* **Job**:
Using the data beneath, show every line that includes the word "此函数的最小正周期为π".
§
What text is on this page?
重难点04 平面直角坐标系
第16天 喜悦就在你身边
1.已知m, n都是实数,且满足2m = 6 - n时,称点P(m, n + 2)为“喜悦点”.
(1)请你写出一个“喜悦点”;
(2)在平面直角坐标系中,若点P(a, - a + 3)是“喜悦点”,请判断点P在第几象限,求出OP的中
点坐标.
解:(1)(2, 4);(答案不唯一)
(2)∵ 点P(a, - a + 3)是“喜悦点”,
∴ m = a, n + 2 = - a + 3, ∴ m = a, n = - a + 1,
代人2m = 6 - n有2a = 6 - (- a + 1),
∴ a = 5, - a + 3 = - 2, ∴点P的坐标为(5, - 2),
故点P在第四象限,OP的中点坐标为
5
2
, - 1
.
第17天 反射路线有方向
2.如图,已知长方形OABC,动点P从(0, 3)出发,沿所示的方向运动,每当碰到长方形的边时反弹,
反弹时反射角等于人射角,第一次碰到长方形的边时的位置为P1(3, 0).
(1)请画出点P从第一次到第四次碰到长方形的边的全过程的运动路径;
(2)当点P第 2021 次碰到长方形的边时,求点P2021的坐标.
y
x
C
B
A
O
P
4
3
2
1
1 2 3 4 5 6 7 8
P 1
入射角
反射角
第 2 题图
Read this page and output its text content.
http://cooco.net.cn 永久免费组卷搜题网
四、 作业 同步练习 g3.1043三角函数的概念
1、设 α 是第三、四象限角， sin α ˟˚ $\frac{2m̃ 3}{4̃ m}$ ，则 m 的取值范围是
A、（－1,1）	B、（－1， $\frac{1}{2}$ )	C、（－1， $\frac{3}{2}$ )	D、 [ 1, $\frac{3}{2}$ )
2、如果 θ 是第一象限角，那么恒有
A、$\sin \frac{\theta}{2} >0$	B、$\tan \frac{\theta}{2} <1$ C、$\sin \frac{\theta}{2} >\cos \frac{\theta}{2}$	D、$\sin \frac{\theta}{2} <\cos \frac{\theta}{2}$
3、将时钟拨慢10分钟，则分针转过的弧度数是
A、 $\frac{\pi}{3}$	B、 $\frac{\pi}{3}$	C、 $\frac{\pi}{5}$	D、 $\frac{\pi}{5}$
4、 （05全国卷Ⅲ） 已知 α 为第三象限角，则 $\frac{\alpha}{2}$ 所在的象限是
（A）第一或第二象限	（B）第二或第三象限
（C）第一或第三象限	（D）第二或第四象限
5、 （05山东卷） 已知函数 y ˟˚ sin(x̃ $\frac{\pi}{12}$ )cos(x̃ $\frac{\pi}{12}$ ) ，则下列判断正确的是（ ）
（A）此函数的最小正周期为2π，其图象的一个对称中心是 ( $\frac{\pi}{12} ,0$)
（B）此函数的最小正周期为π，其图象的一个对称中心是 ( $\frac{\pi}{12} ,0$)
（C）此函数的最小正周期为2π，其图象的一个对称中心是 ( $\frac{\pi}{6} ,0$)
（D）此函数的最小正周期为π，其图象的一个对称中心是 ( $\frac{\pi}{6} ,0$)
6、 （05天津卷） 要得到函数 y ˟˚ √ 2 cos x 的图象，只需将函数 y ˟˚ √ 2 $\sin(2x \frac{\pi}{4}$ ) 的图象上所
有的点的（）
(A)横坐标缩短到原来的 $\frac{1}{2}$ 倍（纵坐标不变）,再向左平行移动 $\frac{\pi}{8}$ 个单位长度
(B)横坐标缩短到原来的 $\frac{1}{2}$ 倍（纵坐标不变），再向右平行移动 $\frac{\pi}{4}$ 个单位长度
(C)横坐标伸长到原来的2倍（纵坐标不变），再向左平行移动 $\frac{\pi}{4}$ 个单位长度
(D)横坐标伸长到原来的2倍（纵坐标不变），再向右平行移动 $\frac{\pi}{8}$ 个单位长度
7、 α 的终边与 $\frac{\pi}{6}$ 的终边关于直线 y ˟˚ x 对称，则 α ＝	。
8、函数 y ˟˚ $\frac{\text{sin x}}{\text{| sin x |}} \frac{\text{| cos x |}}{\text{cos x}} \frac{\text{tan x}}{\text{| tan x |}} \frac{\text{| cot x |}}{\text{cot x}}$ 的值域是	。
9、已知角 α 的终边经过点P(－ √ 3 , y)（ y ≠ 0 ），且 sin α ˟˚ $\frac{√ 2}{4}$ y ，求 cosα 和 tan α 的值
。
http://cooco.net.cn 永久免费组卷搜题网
§
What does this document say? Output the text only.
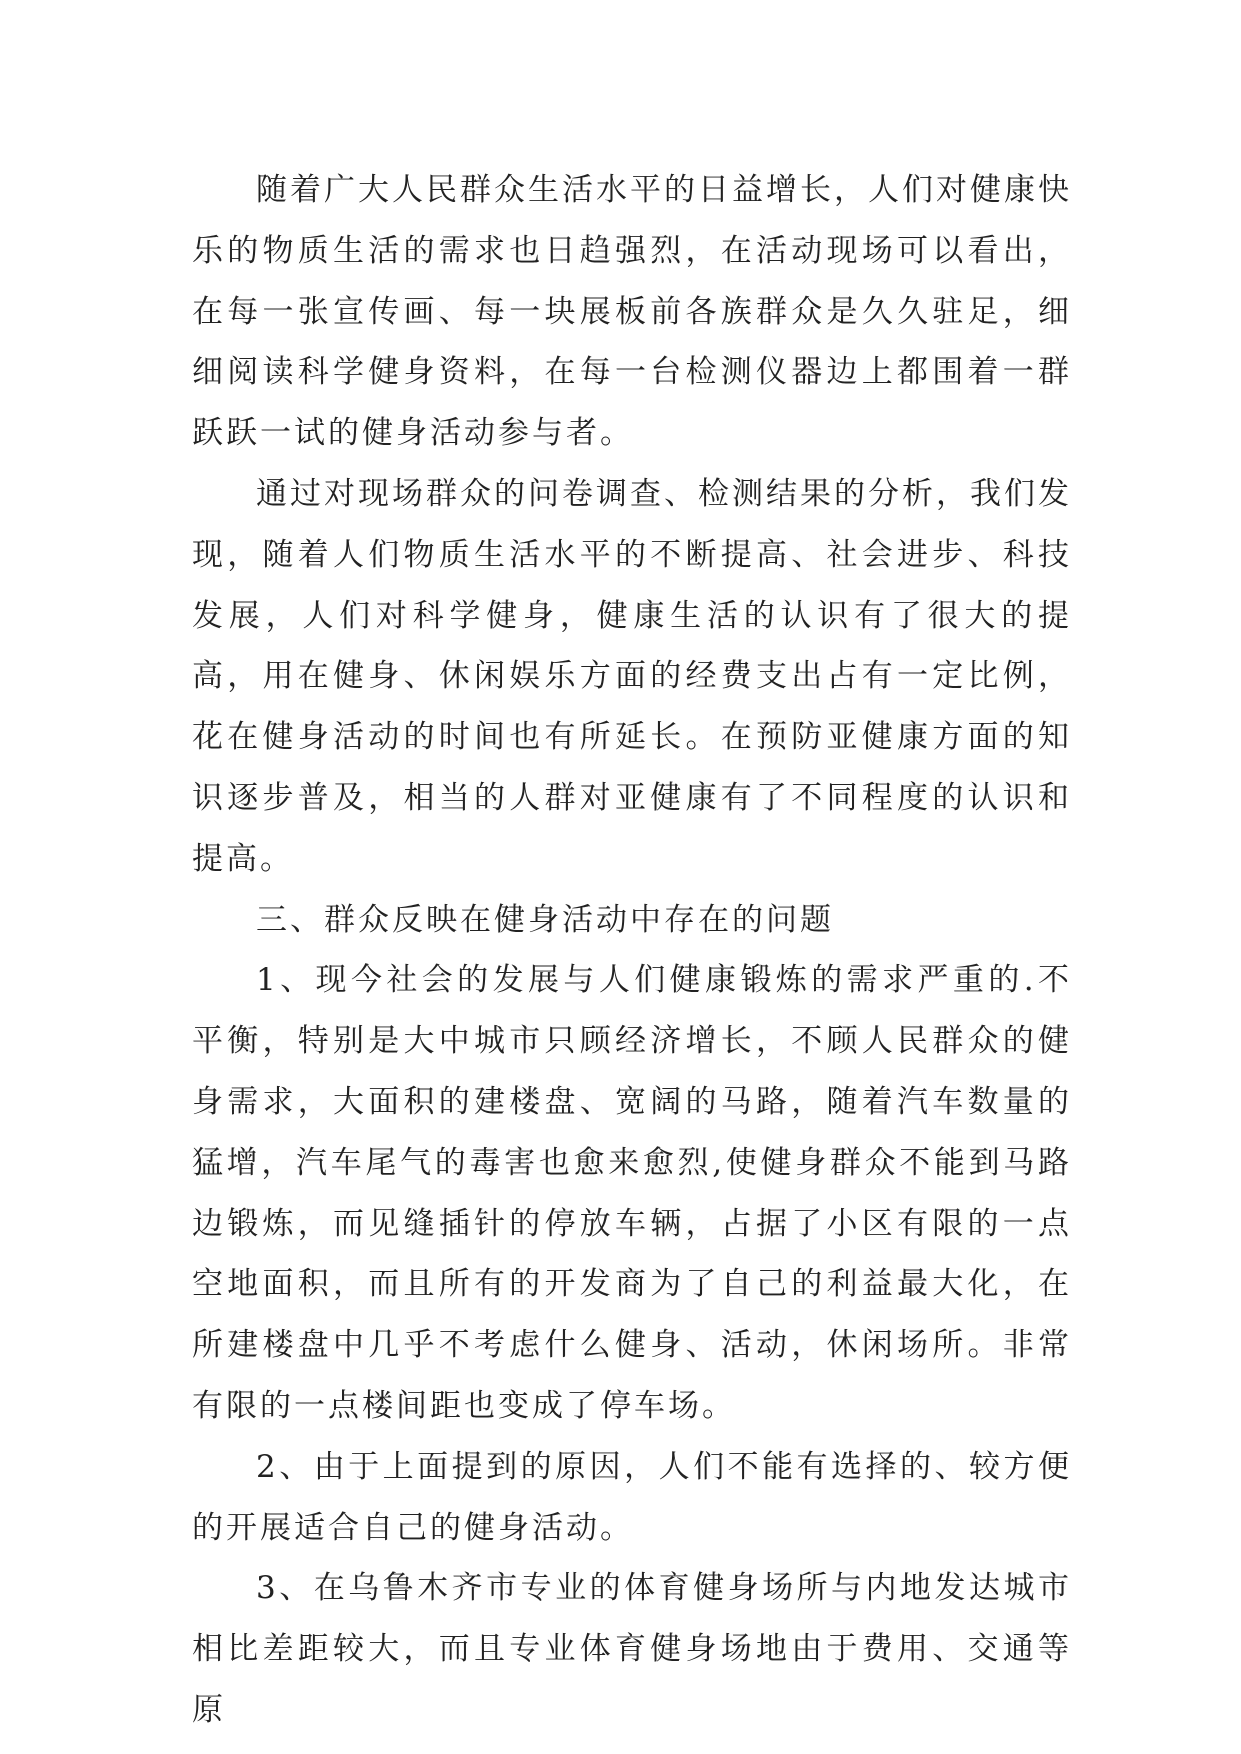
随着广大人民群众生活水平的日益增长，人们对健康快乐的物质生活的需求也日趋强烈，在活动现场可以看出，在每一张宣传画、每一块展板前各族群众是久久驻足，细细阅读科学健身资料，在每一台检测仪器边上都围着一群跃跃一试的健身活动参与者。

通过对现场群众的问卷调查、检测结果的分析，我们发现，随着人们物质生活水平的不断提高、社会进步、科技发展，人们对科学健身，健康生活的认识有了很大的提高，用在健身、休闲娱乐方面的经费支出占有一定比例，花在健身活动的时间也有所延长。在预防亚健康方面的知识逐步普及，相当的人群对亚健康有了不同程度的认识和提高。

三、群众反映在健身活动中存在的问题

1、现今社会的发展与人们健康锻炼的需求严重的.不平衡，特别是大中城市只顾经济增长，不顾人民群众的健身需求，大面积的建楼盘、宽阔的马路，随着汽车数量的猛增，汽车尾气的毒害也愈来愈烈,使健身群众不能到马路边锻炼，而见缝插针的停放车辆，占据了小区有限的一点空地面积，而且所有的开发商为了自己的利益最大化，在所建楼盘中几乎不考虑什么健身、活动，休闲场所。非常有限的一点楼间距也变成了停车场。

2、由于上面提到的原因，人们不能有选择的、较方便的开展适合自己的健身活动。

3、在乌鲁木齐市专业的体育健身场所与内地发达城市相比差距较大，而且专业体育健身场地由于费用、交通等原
§
* **Written answer**:
（B）此函数的最小正周期为π，其图象的一个对称中心是 ( $\frac{\pi}{12} ,0$)
（D）此函数的最小正周期为π，其图象的一个对称中心是 ( $\frac{\pi}{6} ,0$)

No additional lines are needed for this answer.